Extracted records:
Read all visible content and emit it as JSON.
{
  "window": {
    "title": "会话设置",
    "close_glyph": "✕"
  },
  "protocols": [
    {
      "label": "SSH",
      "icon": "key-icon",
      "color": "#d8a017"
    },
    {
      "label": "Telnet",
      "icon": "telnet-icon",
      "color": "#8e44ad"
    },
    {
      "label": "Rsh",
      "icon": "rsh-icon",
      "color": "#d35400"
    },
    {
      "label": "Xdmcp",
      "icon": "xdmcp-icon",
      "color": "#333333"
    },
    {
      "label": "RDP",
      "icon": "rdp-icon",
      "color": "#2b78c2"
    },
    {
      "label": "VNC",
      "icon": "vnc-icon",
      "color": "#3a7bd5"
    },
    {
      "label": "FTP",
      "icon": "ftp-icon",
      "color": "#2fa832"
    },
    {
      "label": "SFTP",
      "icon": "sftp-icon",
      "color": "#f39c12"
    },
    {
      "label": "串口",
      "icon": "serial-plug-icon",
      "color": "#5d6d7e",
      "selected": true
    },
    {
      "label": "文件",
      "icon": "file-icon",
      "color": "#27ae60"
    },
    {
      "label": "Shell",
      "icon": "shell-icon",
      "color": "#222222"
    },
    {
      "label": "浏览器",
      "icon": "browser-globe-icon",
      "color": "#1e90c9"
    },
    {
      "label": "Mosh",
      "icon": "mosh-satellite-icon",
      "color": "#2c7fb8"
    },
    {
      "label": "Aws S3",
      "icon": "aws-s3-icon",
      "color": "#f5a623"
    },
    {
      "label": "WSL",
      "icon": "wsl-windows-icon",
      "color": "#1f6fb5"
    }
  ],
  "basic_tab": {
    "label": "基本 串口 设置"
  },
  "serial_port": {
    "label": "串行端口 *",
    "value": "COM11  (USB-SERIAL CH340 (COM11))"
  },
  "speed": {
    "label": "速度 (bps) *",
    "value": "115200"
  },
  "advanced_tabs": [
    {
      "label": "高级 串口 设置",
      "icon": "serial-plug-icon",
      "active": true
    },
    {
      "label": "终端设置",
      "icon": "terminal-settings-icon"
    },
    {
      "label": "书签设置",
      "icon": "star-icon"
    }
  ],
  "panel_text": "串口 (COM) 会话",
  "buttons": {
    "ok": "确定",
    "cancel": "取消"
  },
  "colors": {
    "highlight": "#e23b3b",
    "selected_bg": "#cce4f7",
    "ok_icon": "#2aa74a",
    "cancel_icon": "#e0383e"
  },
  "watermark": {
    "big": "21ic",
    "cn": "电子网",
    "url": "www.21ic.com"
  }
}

* The exercise: Write out every entry again, keeping each line exactly the same.

* Response for this exercise:
Read all visible content and emit it as JSON.
{
  "window": {
    "title": "会话设置",
    "close_glyph": "✕"
  },
  "protocols": [
    {
      "label": "SSH",
      "icon": "key-icon",
      "color": "#d8a017"
    },
    {
      "label": "Telnet",
      "icon": "telnet-icon",
      "color": "#8e44ad"
    },
    {
      "label": "Rsh",
      "icon": "rsh-icon",
      "color": "#d35400"
    },
    {
      "label": "Xdmcp",
      "icon": "xdmcp-icon",
      "color": "#333333"
    },
    {
      "label": "RDP",
      "icon": "rdp-icon",
      "color": "#2b78c2"
    },
    {
      "label": "VNC",
      "icon": "vnc-icon",
      "color": "#3a7bd5"
    },
    {
      "label": "FTP",
      "icon": "ftp-icon",
      "color": "#2fa832"
    },
    {
      "label": "SFTP",
      "icon": "sftp-icon",
      "color": "#f39c12"
    },
    {
      "label": "串口",
      "icon": "serial-plug-icon",
      "color": "#5d6d7e",
      "selected": true
    },
    {
      "label": "文件",
      "icon": "file-icon",
      "color": "#27ae60"
    },
    {
      "label": "Shell",
      "icon": "shell-icon",
      "color": "#222222"
    },
    {
      "label": "浏览器",
      "icon": "browser-globe-icon",
      "color": "#1e90c9"
    },
    {
      "label": "Mosh",
      "icon": "mosh-satellite-icon",
      "color": "#2c7fb8"
    },
    {
      "label": "Aws S3",
      "icon": "aws-s3-icon",
      "color": "#f5a623"
    },
    {
      "label": "WSL",
      "icon": "wsl-windows-icon",
      "color": "#1f6fb5"
    }
  ],
  "basic_tab": {
    "label": "基本 串口 设置"
  },
  "serial_port": {
    "label": "串行端口 *",
    "value": "COM11  (USB-SERIAL CH340 (COM11))"
  },
  "speed": {
    "label": "速度 (bps) *",
    "value": "115200"
  },
  "advanced_tabs": [
    {
      "label": "高级 串口 设置",
      "icon": "serial-plug-icon",
      "active": true
    },
    {
      "label": "终端设置",
      "icon": "terminal-settings-icon"
    },
    {
      "label": "书签设置",
      "icon": "star-icon"
    }
  ],
  "panel_text": "串口 (COM) 会话",
  "buttons": {
    "ok": "确定",
    "cancel": "取消"
  },
  "colors": {
    "highlight": "#e23b3b",
    "selected_bg": "#cce4f7",
    "ok_icon": "#2aa74a",
    "cancel_icon": "#e0383e"
  },
  "watermark": {
    "big": "21ic",
    "cn": "电子网",
    "url": "www.21ic.com"
  }
}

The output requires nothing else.